PROBLEM STATEMENT: Without the pictures, set down every line of the data exactly.

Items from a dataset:
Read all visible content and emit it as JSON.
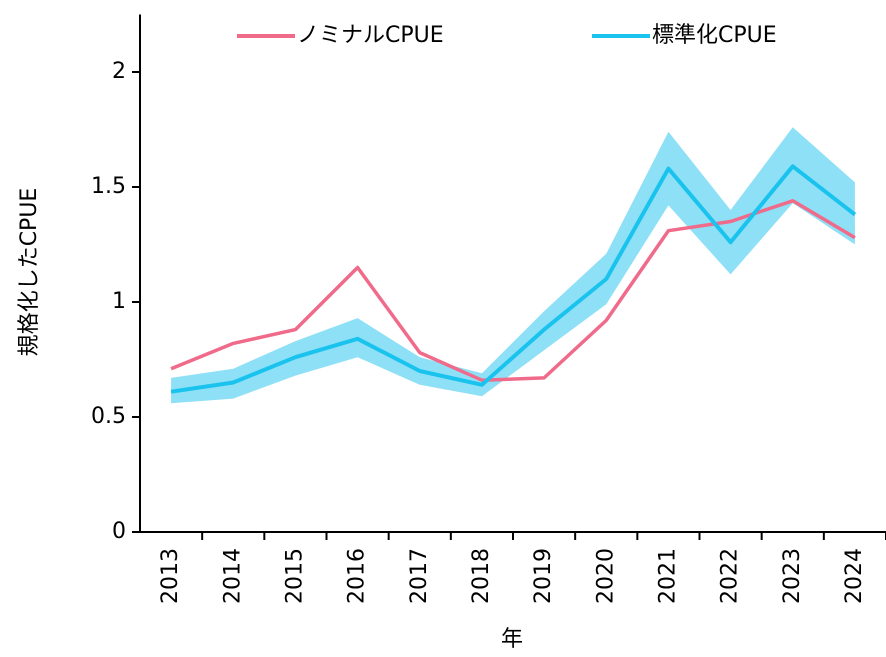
{
  "chart_data": {
    "type": "line",
    "x_label": "年",
    "y_label": "規格化したCPUE",
    "categories": [
      "2013",
      "2014",
      "2015",
      "2016",
      "2017",
      "2018",
      "2019",
      "2020",
      "2021",
      "2022",
      "2023",
      "2024"
    ],
    "series": [
      {
        "name": "ノミナルCPUE",
        "color": "#f06a8a",
        "values": [
          0.71,
          0.82,
          0.88,
          1.15,
          0.78,
          0.66,
          0.67,
          0.92,
          1.31,
          1.35,
          1.44,
          1.28
        ]
      },
      {
        "name": "標準化CPUE",
        "color": "#19c3ee",
        "band_color": "#8ee0f7",
        "values": [
          0.61,
          0.65,
          0.76,
          0.84,
          0.7,
          0.64,
          0.88,
          1.1,
          1.58,
          1.26,
          1.59,
          1.38
        ],
        "lower": [
          0.56,
          0.58,
          0.68,
          0.76,
          0.64,
          0.59,
          0.79,
          0.99,
          1.42,
          1.12,
          1.43,
          1.25
        ],
        "upper": [
          0.67,
          0.71,
          0.83,
          0.93,
          0.76,
          0.69,
          0.96,
          1.21,
          1.74,
          1.4,
          1.76,
          1.52
        ]
      }
    ],
    "ylim": [
      0,
      2.25
    ],
    "yticks": [
      0,
      0.5,
      1,
      1.5,
      2
    ]
  }
}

EXERCISE RESULT:
Read all visible content and emit it as JSON.
{
  "chart_data": {
    "type": "line",
    "x_label": "年",
    "y_label": "規格化したCPUE",
    "categories": [
      "2013",
      "2014",
      "2015",
      "2016",
      "2017",
      "2018",
      "2019",
      "2020",
      "2021",
      "2022",
      "2023",
      "2024"
    ],
    "series": [
      {
        "name": "ノミナルCPUE",
        "color": "#f06a8a",
        "values": [
          0.71,
          0.82,
          0.88,
          1.15,
          0.78,
          0.66,
          0.67,
          0.92,
          1.31,
          1.35,
          1.44,
          1.28
        ]
      },
      {
        "name": "標準化CPUE",
        "color": "#19c3ee",
        "band_color": "#8ee0f7",
        "values": [
          0.61,
          0.65,
          0.76,
          0.84,
          0.7,
          0.64,
          0.88,
          1.1,
          1.58,
          1.26,
          1.59,
          1.38
        ],
        "lower": [
          0.56,
          0.58,
          0.68,
          0.76,
          0.64,
          0.59,
          0.79,
          0.99,
          1.42,
          1.12,
          1.43,
          1.25
        ],
        "upper": [
          0.67,
          0.71,
          0.83,
          0.93,
          0.76,
          0.69,
          0.96,
          1.21,
          1.74,
          1.4,
          1.76,
          1.52
        ]
      }
    ],
    "ylim": [
      0,
      2.25
    ],
    "yticks": [
      0,
      0.5,
      1,
      1.5,
      2
    ]
  }
}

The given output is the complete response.